TASK TO CARRY OUT:
Search the data below for "icon"; list each line that holds it.

__________________________________________________

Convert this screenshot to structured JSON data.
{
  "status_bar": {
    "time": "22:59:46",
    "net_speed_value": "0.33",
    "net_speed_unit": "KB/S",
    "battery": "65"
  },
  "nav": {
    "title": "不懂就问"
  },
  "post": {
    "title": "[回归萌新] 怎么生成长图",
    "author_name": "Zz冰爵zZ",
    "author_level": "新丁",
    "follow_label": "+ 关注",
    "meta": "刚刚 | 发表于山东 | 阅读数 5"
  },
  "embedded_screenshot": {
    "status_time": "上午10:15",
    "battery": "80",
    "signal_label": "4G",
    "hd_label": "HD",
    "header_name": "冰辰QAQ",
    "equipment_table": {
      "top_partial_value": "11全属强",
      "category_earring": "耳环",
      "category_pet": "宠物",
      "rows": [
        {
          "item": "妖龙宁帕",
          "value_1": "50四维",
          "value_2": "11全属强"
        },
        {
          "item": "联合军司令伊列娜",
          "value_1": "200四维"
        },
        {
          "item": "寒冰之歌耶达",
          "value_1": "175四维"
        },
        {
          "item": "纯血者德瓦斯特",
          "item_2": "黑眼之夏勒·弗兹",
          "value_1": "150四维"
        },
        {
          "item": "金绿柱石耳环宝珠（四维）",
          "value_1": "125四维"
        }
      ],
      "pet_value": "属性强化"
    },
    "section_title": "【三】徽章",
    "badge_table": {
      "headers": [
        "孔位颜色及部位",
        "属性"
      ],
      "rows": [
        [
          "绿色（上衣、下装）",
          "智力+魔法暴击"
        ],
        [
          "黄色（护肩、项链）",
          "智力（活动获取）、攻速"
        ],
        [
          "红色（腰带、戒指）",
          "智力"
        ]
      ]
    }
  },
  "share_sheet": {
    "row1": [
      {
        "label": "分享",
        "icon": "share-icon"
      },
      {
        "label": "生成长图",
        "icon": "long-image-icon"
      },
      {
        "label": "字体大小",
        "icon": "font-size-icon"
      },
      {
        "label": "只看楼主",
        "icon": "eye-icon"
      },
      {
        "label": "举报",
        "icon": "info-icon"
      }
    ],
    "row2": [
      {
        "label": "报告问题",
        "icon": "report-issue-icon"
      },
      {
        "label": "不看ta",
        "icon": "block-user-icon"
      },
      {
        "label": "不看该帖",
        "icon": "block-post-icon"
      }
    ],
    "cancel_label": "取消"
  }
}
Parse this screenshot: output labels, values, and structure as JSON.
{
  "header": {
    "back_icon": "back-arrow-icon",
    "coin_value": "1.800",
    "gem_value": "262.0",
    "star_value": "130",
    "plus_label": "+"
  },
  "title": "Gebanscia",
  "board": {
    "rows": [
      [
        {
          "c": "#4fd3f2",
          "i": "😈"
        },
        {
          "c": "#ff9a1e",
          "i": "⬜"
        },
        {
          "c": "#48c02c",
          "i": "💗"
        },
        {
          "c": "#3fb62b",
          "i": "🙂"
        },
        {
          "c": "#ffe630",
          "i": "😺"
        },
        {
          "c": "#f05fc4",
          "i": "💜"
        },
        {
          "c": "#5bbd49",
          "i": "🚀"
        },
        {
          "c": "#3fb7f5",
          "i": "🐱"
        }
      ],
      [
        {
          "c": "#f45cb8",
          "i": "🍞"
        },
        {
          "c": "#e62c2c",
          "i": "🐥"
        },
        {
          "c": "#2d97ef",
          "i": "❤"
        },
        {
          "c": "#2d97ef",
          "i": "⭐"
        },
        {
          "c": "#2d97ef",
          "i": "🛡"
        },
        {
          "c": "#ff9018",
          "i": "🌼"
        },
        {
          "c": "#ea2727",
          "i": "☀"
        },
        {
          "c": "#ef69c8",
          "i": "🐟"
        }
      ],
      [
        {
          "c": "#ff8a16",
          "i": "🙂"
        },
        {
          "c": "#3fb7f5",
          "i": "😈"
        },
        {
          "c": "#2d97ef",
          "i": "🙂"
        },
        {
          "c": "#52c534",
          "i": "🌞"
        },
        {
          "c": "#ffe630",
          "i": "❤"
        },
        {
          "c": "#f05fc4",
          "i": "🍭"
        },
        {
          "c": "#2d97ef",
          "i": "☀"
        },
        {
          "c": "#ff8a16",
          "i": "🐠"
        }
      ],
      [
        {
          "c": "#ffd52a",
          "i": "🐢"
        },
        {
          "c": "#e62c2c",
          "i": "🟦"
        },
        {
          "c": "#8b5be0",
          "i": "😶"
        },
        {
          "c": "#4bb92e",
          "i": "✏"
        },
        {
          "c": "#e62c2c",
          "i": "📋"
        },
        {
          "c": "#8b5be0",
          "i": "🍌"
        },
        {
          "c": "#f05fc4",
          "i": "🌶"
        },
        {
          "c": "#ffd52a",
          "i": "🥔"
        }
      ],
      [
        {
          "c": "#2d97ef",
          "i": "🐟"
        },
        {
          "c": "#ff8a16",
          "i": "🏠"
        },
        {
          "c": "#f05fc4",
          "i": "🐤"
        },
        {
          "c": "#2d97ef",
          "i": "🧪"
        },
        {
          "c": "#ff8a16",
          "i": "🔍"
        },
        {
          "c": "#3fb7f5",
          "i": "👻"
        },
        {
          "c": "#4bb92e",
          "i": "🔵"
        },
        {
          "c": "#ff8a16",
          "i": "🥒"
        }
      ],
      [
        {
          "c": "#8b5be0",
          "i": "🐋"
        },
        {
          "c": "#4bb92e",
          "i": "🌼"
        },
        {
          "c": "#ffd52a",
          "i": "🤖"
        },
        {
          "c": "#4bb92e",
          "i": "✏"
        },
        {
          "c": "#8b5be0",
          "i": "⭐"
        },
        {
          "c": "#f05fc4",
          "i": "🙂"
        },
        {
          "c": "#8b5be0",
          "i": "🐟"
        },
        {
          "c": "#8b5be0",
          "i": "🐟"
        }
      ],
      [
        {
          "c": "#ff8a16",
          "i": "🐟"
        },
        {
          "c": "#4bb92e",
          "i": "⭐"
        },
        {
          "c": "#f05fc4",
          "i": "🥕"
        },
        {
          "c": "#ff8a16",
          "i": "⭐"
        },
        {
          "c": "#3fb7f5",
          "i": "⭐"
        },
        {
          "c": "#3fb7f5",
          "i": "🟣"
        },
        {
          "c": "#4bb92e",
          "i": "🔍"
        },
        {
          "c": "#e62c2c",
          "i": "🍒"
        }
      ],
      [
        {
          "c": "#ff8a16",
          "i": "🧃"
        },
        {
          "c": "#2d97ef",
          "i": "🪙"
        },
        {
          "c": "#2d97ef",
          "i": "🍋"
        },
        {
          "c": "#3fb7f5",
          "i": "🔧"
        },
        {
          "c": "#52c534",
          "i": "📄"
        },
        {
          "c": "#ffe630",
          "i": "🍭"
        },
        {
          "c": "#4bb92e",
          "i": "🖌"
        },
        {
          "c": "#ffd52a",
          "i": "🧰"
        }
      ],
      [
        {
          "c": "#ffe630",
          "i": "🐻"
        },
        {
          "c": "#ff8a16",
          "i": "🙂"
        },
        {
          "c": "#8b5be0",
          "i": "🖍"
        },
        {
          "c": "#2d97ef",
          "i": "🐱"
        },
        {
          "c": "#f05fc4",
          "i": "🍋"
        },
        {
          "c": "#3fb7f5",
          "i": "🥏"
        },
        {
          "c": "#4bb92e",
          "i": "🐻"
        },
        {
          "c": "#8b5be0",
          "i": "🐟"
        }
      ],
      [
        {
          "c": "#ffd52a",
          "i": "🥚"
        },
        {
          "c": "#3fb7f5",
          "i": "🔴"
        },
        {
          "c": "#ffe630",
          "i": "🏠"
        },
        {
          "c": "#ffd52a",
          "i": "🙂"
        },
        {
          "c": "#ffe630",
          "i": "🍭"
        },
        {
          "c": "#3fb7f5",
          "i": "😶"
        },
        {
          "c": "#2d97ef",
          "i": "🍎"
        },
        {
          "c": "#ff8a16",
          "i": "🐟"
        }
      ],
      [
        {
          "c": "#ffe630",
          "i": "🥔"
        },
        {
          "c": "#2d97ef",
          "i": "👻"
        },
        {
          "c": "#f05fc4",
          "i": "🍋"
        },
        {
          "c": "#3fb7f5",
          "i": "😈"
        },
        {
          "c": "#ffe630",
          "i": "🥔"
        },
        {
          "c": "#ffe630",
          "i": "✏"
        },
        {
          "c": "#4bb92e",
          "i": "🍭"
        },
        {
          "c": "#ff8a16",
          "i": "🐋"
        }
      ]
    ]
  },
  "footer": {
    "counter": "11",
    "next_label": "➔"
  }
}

__________________________________________________

RESPONSE TO THIS EXERCISE:
        "icon": "share-icon"
        "icon": "long-image-icon"
        "icon": "font-size-icon"
        "icon": "eye-icon"
        "icon": "info-icon"
        "icon": "report-issue-icon"
        "icon": "block-user-icon"
        "icon": "block-post-icon"
    "back_icon": "back-arrow-icon",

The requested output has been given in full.